Required work:
**a)** Answer these questions from the passage on the origins of the Torah:
(i) Who unveils the epic saga of ancient Israel?
(ii) What shaped the new understandings concretized in the law codes?
(iii) What did the master editors intentionally preserve?
**b)** Write the next part of the passage on the origins of the Torah, starting after its final sentence.

Text passage:
———

In dramatic historical accounts grounded in recent Bible scholarship, Edward Feld unveils the epic saga of ancient Israel as the visionary legacy of inspired authors in different times and places. Prophetic teaching and differing social realities shaped new understandings concretized in these law codes. Revolutionary biblical ideas often encountered great difficulties in their time before they triumphed. Eventually master editors wove the threads together, intentionally preserving competing narratives and law codes. Ultimately, the Torah is an emblem of pluralistic belief born of revolutionary moments that preserved spiritual realities that continue to speak powerfully to us today.

———

(Annotated element listings)
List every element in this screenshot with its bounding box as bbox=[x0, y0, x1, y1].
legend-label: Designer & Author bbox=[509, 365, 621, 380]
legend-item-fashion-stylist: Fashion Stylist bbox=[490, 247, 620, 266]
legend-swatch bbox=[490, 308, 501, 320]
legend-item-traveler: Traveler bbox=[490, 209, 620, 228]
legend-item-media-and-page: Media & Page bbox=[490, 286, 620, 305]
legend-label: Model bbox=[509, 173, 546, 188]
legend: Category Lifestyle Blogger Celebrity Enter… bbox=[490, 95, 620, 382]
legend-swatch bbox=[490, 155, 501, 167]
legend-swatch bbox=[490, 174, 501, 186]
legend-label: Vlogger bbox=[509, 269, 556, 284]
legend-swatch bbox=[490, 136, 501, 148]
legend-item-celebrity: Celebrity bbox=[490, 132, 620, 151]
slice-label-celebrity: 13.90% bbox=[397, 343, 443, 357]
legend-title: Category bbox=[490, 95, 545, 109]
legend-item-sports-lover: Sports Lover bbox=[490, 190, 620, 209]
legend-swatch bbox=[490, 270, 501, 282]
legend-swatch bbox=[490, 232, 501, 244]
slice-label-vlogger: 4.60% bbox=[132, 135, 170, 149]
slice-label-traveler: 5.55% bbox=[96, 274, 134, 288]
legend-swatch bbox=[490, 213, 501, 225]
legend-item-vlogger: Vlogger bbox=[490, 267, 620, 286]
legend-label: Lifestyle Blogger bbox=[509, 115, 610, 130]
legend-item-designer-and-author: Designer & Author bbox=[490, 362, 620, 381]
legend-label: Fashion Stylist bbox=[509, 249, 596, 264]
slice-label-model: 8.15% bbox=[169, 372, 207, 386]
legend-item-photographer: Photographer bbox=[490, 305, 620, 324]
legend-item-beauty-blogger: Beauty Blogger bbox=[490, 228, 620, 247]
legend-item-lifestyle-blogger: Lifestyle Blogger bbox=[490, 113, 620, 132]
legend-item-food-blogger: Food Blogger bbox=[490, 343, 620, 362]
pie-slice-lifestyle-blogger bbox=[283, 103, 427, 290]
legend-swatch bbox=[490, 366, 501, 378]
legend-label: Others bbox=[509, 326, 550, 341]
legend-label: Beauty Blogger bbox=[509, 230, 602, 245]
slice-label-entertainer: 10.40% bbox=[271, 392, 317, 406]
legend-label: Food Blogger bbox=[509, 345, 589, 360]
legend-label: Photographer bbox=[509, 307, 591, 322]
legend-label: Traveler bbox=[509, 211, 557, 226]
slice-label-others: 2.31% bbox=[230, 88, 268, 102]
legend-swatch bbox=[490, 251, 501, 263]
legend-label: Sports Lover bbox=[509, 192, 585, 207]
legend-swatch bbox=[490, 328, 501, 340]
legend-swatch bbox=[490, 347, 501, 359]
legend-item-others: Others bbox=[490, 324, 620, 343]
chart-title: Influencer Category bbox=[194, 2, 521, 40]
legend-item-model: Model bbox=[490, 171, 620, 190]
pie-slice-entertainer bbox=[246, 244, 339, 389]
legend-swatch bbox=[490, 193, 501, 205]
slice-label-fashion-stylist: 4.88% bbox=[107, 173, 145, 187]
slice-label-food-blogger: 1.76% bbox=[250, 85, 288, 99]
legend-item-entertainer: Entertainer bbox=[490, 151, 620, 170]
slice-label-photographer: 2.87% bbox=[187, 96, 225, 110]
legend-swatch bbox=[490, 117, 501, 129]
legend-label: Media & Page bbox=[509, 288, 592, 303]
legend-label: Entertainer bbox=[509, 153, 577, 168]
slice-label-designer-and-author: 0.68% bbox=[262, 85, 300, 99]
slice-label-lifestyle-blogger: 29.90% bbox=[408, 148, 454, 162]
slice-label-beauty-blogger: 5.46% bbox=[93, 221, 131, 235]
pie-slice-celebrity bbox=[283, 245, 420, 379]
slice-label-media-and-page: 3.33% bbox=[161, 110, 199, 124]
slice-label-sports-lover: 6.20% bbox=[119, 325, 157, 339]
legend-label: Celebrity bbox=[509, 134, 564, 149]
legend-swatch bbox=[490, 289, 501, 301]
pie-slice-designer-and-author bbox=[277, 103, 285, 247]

———

Responses for each task:
**a)**
(i) Edward Feld
(ii) Prophetic teaching and differing social realities
(iii) Competing narratives and law codes

**b)**
PUBLISHERS WEEKLY
This edifying chronicle by rabbi Feld (The Spirit of Renewal) illuminates the history behind three legal codes in the Hebrew Bible. The author consults contemporary biblical scholarship to examine how a trio of biblical-era revolutions led to the Torah's inclusion of sometimes conflicting legal codes: the Covenant, Deuteronomic, and Holiness codes. He lays out the history behind the revolutions, which include a military coup in northern Israel, a royal assassination in Judea, and a theological sea change in Babylonia, and explores how these events each influenced the composition of a code. Feld persuasively suggests that the decision by early editors of the Hebrew Bible to leave in the codes' discrepancies reflects the editors' understanding that "they were heirs to a multiplicity of traditions and did not seek to choose between them to create a common orthodoxy." Extrapolating on the implications for modern practice, the author posits that there's "not a single, right pathway" for practicing Judaism. Feld displays a remarkable talent for balancing accessible language with depth of thought and rigorous research, all while exercising a penetrating insight for how ancient conflicts factor into contemporary discourse. Stellar scholarship makes this an essential religious and cultural history.